What is expected:
Write down every entry below once more, exactly.

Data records

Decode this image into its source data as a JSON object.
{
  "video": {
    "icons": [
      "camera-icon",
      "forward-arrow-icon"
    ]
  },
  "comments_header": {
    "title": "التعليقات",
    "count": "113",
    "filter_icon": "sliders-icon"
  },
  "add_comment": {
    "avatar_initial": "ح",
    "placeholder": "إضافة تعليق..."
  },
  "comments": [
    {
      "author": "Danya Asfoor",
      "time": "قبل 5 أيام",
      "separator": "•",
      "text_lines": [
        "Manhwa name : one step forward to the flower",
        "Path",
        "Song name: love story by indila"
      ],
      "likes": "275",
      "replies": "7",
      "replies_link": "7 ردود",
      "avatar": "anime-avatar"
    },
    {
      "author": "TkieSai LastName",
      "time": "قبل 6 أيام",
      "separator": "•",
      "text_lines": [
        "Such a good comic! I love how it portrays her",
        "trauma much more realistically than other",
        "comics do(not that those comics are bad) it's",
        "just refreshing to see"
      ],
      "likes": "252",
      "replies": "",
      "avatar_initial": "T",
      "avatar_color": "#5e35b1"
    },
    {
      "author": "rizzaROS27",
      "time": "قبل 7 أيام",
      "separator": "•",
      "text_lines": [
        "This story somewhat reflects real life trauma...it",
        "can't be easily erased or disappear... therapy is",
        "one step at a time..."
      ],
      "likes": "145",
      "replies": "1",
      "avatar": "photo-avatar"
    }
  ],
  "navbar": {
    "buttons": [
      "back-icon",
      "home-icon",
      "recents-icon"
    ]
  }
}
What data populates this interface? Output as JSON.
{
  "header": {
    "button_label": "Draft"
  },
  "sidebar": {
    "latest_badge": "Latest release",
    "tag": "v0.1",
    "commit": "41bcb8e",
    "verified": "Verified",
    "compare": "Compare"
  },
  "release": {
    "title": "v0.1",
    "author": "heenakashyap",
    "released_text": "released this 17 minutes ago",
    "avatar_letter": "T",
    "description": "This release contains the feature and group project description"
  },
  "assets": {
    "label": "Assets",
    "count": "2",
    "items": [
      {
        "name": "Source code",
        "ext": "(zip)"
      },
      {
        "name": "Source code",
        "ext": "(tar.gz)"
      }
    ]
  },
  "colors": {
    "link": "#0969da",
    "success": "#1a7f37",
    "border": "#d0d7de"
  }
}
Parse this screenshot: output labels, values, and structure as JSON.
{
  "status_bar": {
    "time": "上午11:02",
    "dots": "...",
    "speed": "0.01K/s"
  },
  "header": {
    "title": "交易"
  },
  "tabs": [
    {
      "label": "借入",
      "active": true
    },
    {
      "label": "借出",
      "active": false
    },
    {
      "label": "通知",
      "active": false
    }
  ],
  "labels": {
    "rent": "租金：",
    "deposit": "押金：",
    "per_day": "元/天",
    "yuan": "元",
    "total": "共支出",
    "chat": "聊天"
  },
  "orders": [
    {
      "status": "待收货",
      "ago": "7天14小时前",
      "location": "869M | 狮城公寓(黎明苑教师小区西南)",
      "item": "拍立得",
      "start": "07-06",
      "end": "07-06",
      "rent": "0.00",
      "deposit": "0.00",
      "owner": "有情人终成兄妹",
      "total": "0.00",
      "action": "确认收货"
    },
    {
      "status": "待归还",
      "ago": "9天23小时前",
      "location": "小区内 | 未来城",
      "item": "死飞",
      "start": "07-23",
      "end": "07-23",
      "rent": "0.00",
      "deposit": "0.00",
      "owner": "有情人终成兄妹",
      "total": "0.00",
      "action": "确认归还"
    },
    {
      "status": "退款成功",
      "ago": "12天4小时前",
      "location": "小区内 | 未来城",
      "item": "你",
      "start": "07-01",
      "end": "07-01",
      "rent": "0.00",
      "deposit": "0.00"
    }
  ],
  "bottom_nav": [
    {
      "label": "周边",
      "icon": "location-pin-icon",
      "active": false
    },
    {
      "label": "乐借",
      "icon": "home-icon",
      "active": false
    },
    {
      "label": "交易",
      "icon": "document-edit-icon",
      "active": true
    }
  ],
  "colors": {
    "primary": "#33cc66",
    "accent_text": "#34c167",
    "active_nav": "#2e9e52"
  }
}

Correct result:
Decode this image into its source data as a JSON object.
{
  "video": {
    "icons": [
      "camera-icon",
      "forward-arrow-icon"
    ]
  },
  "comments_header": {
    "title": "التعليقات",
    "count": "113",
    "filter_icon": "sliders-icon"
  },
  "add_comment": {
    "avatar_initial": "ح",
    "placeholder": "إضافة تعليق..."
  },
  "comments": [
    {
      "author": "Danya Asfoor",
      "time": "قبل 5 أيام",
      "separator": "•",
      "text_lines": [
        "Manhwa name : one step forward to the flower",
        "Path",
        "Song name: love story by indila"
      ],
      "likes": "275",
      "replies": "7",
      "replies_link": "7 ردود",
      "avatar": "anime-avatar"
    },
    {
      "author": "TkieSai LastName",
      "time": "قبل 6 أيام",
      "separator": "•",
      "text_lines": [
        "Such a good comic! I love how it portrays her",
        "trauma much more realistically than other",
        "comics do(not that those comics are bad) it's",
        "just refreshing to see"
      ],
      "likes": "252",
      "replies": "",
      "avatar_initial": "T",
      "avatar_color": "#5e35b1"
    },
    {
      "author": "rizzaROS27",
      "time": "قبل 7 أيام",
      "separator": "•",
      "text_lines": [
        "This story somewhat reflects real life trauma...it",
        "can't be easily erased or disappear... therapy is",
        "one step at a time..."
      ],
      "likes": "145",
      "replies": "1",
      "avatar": "photo-avatar"
    }
  ],
  "navbar": {
    "buttons": [
      "back-icon",
      "home-icon",
      "recents-icon"
    ]
  }
}
What data populates this interface? Output as JSON.
{
  "header": {
    "button_label": "Draft"
  },
  "sidebar": {
    "latest_badge": "Latest release",
    "tag": "v0.1",
    "commit": "41bcb8e",
    "verified": "Verified",
    "compare": "Compare"
  },
  "release": {
    "title": "v0.1",
    "author": "heenakashyap",
    "released_text": "released this 17 minutes ago",
    "avatar_letter": "T",
    "description": "This release contains the feature and group project description"
  },
  "assets": {
    "label": "Assets",
    "count": "2",
    "items": [
      {
        "name": "Source code",
        "ext": "(zip)"
      },
      {
        "name": "Source code",
        "ext": "(tar.gz)"
      }
    ]
  },
  "colors": {
    "link": "#0969da",
    "success": "#1a7f37",
    "border": "#d0d7de"
  }
}
Parse this screenshot: output labels, values, and structure as JSON.
{
  "status_bar": {
    "time": "上午11:02",
    "dots": "...",
    "speed": "0.01K/s"
  },
  "header": {
    "title": "交易"
  },
  "tabs": [
    {
      "label": "借入",
      "active": true
    },
    {
      "label": "借出",
      "active": false
    },
    {
      "label": "通知",
      "active": false
    }
  ],
  "labels": {
    "rent": "租金：",
    "deposit": "押金：",
    "per_day": "元/天",
    "yuan": "元",
    "total": "共支出",
    "chat": "聊天"
  },
  "orders": [
    {
      "status": "待收货",
      "ago": "7天14小时前",
      "location": "869M | 狮城公寓(黎明苑教师小区西南)",
      "item": "拍立得",
      "start": "07-06",
      "end": "07-06",
      "rent": "0.00",
      "deposit": "0.00",
      "owner": "有情人终成兄妹",
      "total": "0.00",
      "action": "确认收货"
    },
    {
      "status": "待归还",
      "ago": "9天23小时前",
      "location": "小区内 | 未来城",
      "item": "死飞",
      "start": "07-23",
      "end": "07-23",
      "rent": "0.00",
      "deposit": "0.00",
      "owner": "有情人终成兄妹",
      "total": "0.00",
      "action": "确认归还"
    },
    {
      "status": "退款成功",
      "ago": "12天4小时前",
      "location": "小区内 | 未来城",
      "item": "你",
      "start": "07-01",
      "end": "07-01",
      "rent": "0.00",
      "deposit": "0.00"
    }
  ],
  "bottom_nav": [
    {
      "label": "周边",
      "icon": "location-pin-icon",
      "active": false
    },
    {
      "label": "乐借",
      "icon": "home-icon",
      "active": false
    },
    {
      "label": "交易",
      "icon": "document-edit-icon",
      "active": true
    }
  ],
  "colors": {
    "primary": "#33cc66",
    "accent_text": "#34c167",
    "active_nav": "#2e9e52"
  }
}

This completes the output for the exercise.